■ What this task involves ■
Keep the pictures out while you transcribe the listing below exactly.

____ Given data

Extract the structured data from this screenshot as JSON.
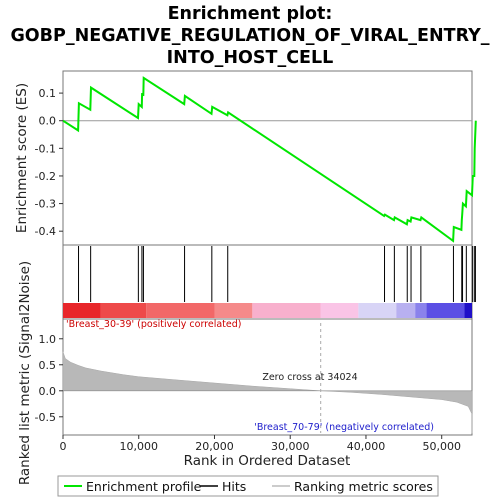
{
  "chart_data": {
    "type": "line",
    "title_lines": [
      "Enrichment plot:",
      "GOBP_NEGATIVE_REGULATION_OF_VIRAL_ENTRY_",
      "INTO_HOST_CELL"
    ],
    "xlabel": "Rank in Ordered Dataset",
    "ylabel_top": "Enrichment score (ES)",
    "ylabel_bottom": "Ranked list metric (Signal2Noise)",
    "xlim": [
      0,
      54000
    ],
    "x_ticks": [
      0,
      10000,
      20000,
      30000,
      40000,
      50000
    ],
    "x_tick_labels": [
      "0",
      "10,000",
      "20,000",
      "30,000",
      "40,000",
      "50,000"
    ],
    "es_ylim": [
      -0.45,
      0.18
    ],
    "es_ticks": [
      0.1,
      0.0,
      -0.1,
      -0.2,
      -0.3,
      -0.4
    ],
    "es_tick_labels": [
      "0.1",
      "0.0",
      "-0.1",
      "-0.2",
      "-0.3",
      "-0.4"
    ],
    "metric_ylim": [
      -0.85,
      1.38
    ],
    "metric_ticks": [
      1.0,
      0.5,
      0.0,
      -0.5
    ],
    "metric_tick_labels": [
      "1.0",
      "0.5",
      "0.0",
      "-0.5"
    ],
    "es_curve": [
      [
        0,
        0.0
      ],
      [
        2000,
        -0.035
      ],
      [
        2100,
        0.063
      ],
      [
        3600,
        0.04
      ],
      [
        3700,
        0.12
      ],
      [
        9900,
        0.01
      ],
      [
        10000,
        0.06
      ],
      [
        10400,
        0.05
      ],
      [
        10450,
        0.1
      ],
      [
        10600,
        0.09
      ],
      [
        10650,
        0.155
      ],
      [
        16000,
        0.06
      ],
      [
        16100,
        0.09
      ],
      [
        19600,
        0.025
      ],
      [
        19700,
        0.05
      ],
      [
        21700,
        0.02
      ],
      [
        21800,
        0.03
      ],
      [
        42400,
        -0.345
      ],
      [
        42500,
        -0.34
      ],
      [
        43700,
        -0.36
      ],
      [
        43800,
        -0.35
      ],
      [
        45400,
        -0.375
      ],
      [
        45500,
        -0.36
      ],
      [
        45900,
        -0.365
      ],
      [
        46000,
        -0.35
      ],
      [
        47200,
        -0.36
      ],
      [
        47300,
        -0.35
      ],
      [
        51500,
        -0.435
      ],
      [
        51600,
        -0.385
      ],
      [
        52600,
        -0.395
      ],
      [
        52650,
        -0.36
      ],
      [
        52700,
        -0.34
      ],
      [
        52800,
        -0.3
      ],
      [
        53200,
        -0.31
      ],
      [
        53300,
        -0.255
      ],
      [
        54000,
        -0.27
      ],
      [
        54100,
        -0.2
      ],
      [
        54300,
        -0.2
      ],
      [
        54350,
        -0.1
      ],
      [
        54500,
        0.0
      ]
    ],
    "hits": [
      2050,
      3650,
      9950,
      10420,
      10620,
      16050,
      19650,
      21750,
      42450,
      43750,
      45450,
      45950,
      47250,
      51550,
      52650,
      52750,
      53250,
      54050,
      54300,
      54450
    ],
    "metric_curve": [
      [
        0,
        0.75
      ],
      [
        300,
        0.62
      ],
      [
        1000,
        0.55
      ],
      [
        2000,
        0.49
      ],
      [
        3000,
        0.44
      ],
      [
        5000,
        0.38
      ],
      [
        8000,
        0.31
      ],
      [
        10000,
        0.27
      ],
      [
        15000,
        0.21
      ],
      [
        20000,
        0.15
      ],
      [
        25000,
        0.09
      ],
      [
        30000,
        0.04
      ],
      [
        34024,
        0.0
      ],
      [
        38000,
        -0.03
      ],
      [
        42000,
        -0.07
      ],
      [
        46000,
        -0.12
      ],
      [
        50000,
        -0.17
      ],
      [
        52000,
        -0.22
      ],
      [
        53500,
        -0.3
      ],
      [
        54000,
        -0.45
      ],
      [
        54500,
        -0.82
      ]
    ],
    "heatmap_colors": [
      "#e8262a",
      "#ee4a4a",
      "#f26868",
      "#f58a8a",
      "#f8b0cd",
      "#fac4e6",
      "#d8d4f6",
      "#b8b0f0",
      "#8a82ec",
      "#5b4fe4",
      "#2010c8"
    ],
    "heatmap_stops": [
      0,
      5000,
      11000,
      20000,
      25000,
      34000,
      39000,
      44000,
      46500,
      48000,
      53000,
      54500
    ],
    "zero_cross_x": 34024,
    "zero_cross_label": "Zero cross at 34024",
    "pos_label": "'Breast_30-39' (positively correlated)",
    "neg_label": "'Breast_70-79' (negatively correlated)",
    "legend": [
      "Enrichment profile",
      "Hits",
      "Ranking metric scores"
    ],
    "colors": {
      "es_line": "#00e600",
      "hit": "#000000",
      "metric_fill": "#b8b8b8",
      "pos_text": "#cc0000",
      "neg_text": "#2020cc"
    }
  }
}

________

■ Answer to the exercise ■
Extract the structured data from this screenshot as JSON.
{
  "chart_data": {
    "type": "line",
    "title_lines": [
      "Enrichment plot:",
      "GOBP_NEGATIVE_REGULATION_OF_VIRAL_ENTRY_",
      "INTO_HOST_CELL"
    ],
    "xlabel": "Rank in Ordered Dataset",
    "ylabel_top": "Enrichment score (ES)",
    "ylabel_bottom": "Ranked list metric (Signal2Noise)",
    "xlim": [
      0,
      54000
    ],
    "x_ticks": [
      0,
      10000,
      20000,
      30000,
      40000,
      50000
    ],
    "x_tick_labels": [
      "0",
      "10,000",
      "20,000",
      "30,000",
      "40,000",
      "50,000"
    ],
    "es_ylim": [
      -0.45,
      0.18
    ],
    "es_ticks": [
      0.1,
      0.0,
      -0.1,
      -0.2,
      -0.3,
      -0.4
    ],
    "es_tick_labels": [
      "0.1",
      "0.0",
      "-0.1",
      "-0.2",
      "-0.3",
      "-0.4"
    ],
    "metric_ylim": [
      -0.85,
      1.38
    ],
    "metric_ticks": [
      1.0,
      0.5,
      0.0,
      -0.5
    ],
    "metric_tick_labels": [
      "1.0",
      "0.5",
      "0.0",
      "-0.5"
    ],
    "es_curve": [
      [
        0,
        0.0
      ],
      [
        2000,
        -0.035
      ],
      [
        2100,
        0.063
      ],
      [
        3600,
        0.04
      ],
      [
        3700,
        0.12
      ],
      [
        9900,
        0.01
      ],
      [
        10000,
        0.06
      ],
      [
        10400,
        0.05
      ],
      [
        10450,
        0.1
      ],
      [
        10600,
        0.09
      ],
      [
        10650,
        0.155
      ],
      [
        16000,
        0.06
      ],
      [
        16100,
        0.09
      ],
      [
        19600,
        0.025
      ],
      [
        19700,
        0.05
      ],
      [
        21700,
        0.02
      ],
      [
        21800,
        0.03
      ],
      [
        42400,
        -0.345
      ],
      [
        42500,
        -0.34
      ],
      [
        43700,
        -0.36
      ],
      [
        43800,
        -0.35
      ],
      [
        45400,
        -0.375
      ],
      [
        45500,
        -0.36
      ],
      [
        45900,
        -0.365
      ],
      [
        46000,
        -0.35
      ],
      [
        47200,
        -0.36
      ],
      [
        47300,
        -0.35
      ],
      [
        51500,
        -0.435
      ],
      [
        51600,
        -0.385
      ],
      [
        52600,
        -0.395
      ],
      [
        52650,
        -0.36
      ],
      [
        52700,
        -0.34
      ],
      [
        52800,
        -0.3
      ],
      [
        53200,
        -0.31
      ],
      [
        53300,
        -0.255
      ],
      [
        54000,
        -0.27
      ],
      [
        54100,
        -0.2
      ],
      [
        54300,
        -0.2
      ],
      [
        54350,
        -0.1
      ],
      [
        54500,
        0.0
      ]
    ],
    "hits": [
      2050,
      3650,
      9950,
      10420,
      10620,
      16050,
      19650,
      21750,
      42450,
      43750,
      45450,
      45950,
      47250,
      51550,
      52650,
      52750,
      53250,
      54050,
      54300,
      54450
    ],
    "metric_curve": [
      [
        0,
        0.75
      ],
      [
        300,
        0.62
      ],
      [
        1000,
        0.55
      ],
      [
        2000,
        0.49
      ],
      [
        3000,
        0.44
      ],
      [
        5000,
        0.38
      ],
      [
        8000,
        0.31
      ],
      [
        10000,
        0.27
      ],
      [
        15000,
        0.21
      ],
      [
        20000,
        0.15
      ],
      [
        25000,
        0.09
      ],
      [
        30000,
        0.04
      ],
      [
        34024,
        0.0
      ],
      [
        38000,
        -0.03
      ],
      [
        42000,
        -0.07
      ],
      [
        46000,
        -0.12
      ],
      [
        50000,
        -0.17
      ],
      [
        52000,
        -0.22
      ],
      [
        53500,
        -0.3
      ],
      [
        54000,
        -0.45
      ],
      [
        54500,
        -0.82
      ]
    ],
    "heatmap_colors": [
      "#e8262a",
      "#ee4a4a",
      "#f26868",
      "#f58a8a",
      "#f8b0cd",
      "#fac4e6",
      "#d8d4f6",
      "#b8b0f0",
      "#8a82ec",
      "#5b4fe4",
      "#2010c8"
    ],
    "heatmap_stops": [
      0,
      5000,
      11000,
      20000,
      25000,
      34000,
      39000,
      44000,
      46500,
      48000,
      53000,
      54500
    ],
    "zero_cross_x": 34024,
    "zero_cross_label": "Zero cross at 34024",
    "pos_label": "'Breast_30-39' (positively correlated)",
    "neg_label": "'Breast_70-79' (negatively correlated)",
    "legend": [
      "Enrichment profile",
      "Hits",
      "Ranking metric scores"
    ],
    "colors": {
      "es_line": "#00e600",
      "hit": "#000000",
      "metric_fill": "#b8b8b8",
      "pos_text": "#cc0000",
      "neg_text": "#2020cc"
    }
  }
}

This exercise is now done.